Entries taken from a collection:
/---

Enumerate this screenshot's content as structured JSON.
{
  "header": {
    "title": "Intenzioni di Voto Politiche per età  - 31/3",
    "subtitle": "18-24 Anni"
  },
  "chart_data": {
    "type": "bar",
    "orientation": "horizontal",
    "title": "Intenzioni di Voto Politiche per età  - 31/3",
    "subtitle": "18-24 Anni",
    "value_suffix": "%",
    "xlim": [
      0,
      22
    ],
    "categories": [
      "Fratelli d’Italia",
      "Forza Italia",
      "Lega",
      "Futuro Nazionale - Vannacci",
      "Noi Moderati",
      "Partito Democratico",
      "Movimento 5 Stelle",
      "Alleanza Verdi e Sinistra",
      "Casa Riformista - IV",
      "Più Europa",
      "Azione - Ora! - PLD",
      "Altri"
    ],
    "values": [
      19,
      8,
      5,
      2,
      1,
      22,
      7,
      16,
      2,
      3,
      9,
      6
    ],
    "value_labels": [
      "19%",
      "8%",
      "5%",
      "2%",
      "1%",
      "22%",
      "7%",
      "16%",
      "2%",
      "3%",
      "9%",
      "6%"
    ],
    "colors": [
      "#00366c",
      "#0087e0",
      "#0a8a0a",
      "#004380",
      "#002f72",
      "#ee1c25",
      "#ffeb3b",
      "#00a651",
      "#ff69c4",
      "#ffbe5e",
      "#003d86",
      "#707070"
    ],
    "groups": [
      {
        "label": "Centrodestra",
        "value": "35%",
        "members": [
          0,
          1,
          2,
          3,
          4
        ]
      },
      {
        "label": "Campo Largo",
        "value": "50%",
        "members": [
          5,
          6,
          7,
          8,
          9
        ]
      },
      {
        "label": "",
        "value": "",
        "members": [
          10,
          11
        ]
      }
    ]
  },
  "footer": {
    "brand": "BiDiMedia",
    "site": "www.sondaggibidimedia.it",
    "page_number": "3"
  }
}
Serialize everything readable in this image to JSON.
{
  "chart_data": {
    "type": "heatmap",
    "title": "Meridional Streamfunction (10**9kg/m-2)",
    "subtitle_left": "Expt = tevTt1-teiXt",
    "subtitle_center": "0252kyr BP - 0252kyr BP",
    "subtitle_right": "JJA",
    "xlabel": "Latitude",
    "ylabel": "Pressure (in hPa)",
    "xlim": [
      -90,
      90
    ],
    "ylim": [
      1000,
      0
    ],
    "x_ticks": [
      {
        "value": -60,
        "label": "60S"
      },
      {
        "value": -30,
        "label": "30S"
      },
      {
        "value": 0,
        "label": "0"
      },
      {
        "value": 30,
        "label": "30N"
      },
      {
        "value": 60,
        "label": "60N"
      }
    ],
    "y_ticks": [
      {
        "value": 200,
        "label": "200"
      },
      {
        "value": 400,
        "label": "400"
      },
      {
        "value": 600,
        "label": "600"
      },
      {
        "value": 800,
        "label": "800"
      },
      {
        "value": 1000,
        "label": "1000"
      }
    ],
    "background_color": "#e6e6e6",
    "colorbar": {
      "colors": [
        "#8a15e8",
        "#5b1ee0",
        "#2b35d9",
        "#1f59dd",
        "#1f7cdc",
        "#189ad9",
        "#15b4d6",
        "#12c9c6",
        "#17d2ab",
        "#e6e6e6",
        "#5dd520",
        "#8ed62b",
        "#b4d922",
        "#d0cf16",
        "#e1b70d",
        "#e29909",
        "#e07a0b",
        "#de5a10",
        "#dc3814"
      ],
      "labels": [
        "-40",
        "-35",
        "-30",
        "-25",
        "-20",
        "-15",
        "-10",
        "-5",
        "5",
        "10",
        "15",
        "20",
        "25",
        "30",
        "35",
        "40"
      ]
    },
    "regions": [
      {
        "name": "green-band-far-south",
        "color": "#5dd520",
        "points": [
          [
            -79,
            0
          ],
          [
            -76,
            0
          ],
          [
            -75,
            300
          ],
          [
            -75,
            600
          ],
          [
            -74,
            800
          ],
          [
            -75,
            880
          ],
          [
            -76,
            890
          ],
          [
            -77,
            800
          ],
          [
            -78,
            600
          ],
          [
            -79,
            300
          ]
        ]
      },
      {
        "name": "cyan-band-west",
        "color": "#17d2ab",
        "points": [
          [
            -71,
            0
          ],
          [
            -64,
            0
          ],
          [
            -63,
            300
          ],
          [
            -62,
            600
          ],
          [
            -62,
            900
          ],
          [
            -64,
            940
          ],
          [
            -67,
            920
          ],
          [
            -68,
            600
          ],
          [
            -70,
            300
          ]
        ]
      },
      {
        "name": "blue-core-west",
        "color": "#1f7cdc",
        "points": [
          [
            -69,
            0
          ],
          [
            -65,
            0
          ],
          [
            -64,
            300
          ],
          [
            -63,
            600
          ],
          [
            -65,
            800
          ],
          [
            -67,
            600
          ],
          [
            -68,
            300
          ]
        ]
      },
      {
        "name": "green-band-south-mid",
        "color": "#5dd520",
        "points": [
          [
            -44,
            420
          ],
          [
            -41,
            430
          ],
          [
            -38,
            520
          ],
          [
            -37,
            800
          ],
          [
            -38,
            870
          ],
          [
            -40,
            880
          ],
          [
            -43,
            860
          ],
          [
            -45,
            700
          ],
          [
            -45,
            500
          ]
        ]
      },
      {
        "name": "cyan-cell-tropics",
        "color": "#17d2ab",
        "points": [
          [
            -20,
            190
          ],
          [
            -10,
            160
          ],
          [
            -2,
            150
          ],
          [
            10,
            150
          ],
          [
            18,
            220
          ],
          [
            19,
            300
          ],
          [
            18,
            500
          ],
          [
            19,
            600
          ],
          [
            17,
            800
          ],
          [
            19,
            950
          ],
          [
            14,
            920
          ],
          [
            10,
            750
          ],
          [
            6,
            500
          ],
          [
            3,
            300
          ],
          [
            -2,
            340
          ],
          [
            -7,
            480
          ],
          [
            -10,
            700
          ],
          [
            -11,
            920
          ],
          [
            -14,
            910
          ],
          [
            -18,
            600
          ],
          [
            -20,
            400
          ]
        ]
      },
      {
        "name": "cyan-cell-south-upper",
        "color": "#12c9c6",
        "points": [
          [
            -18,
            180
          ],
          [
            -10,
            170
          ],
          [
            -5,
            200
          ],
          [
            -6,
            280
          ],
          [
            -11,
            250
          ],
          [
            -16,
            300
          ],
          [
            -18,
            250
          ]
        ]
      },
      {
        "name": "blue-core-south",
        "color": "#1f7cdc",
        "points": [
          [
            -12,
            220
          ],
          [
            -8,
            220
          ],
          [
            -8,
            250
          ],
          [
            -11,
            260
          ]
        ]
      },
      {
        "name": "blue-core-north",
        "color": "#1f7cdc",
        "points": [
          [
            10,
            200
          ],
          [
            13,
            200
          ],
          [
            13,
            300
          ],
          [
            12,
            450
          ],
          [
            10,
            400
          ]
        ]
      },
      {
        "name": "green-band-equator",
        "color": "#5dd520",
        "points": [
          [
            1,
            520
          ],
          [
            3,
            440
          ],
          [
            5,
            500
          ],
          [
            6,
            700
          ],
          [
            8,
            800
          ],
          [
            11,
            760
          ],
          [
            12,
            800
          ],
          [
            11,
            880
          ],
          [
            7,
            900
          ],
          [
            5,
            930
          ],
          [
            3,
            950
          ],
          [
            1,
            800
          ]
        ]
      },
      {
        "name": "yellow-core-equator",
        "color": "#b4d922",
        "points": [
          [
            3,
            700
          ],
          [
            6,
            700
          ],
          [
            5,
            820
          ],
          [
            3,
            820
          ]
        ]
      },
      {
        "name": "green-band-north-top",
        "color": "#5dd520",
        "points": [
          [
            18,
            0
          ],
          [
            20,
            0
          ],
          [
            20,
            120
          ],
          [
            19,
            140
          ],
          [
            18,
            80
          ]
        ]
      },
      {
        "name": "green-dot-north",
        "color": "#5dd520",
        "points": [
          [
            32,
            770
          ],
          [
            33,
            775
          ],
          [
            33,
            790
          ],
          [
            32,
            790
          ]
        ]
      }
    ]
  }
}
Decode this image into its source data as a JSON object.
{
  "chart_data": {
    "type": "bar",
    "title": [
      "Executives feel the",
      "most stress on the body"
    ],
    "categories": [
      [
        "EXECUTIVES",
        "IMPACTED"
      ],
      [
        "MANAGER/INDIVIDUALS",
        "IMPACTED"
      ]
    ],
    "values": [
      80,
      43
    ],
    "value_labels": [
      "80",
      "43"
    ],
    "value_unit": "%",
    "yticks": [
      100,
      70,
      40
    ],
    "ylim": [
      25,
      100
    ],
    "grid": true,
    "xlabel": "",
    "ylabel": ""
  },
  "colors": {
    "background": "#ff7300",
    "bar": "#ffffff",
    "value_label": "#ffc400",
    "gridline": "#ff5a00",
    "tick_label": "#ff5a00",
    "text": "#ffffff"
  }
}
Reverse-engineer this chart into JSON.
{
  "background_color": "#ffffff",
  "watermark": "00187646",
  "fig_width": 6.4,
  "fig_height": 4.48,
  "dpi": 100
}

\---

• _PROBLEM_
Show each line of the data that contains the string "equator".

• _SOLVED PROBLEM_
        "name": "green-band-equator",
        "name": "yellow-core-equator",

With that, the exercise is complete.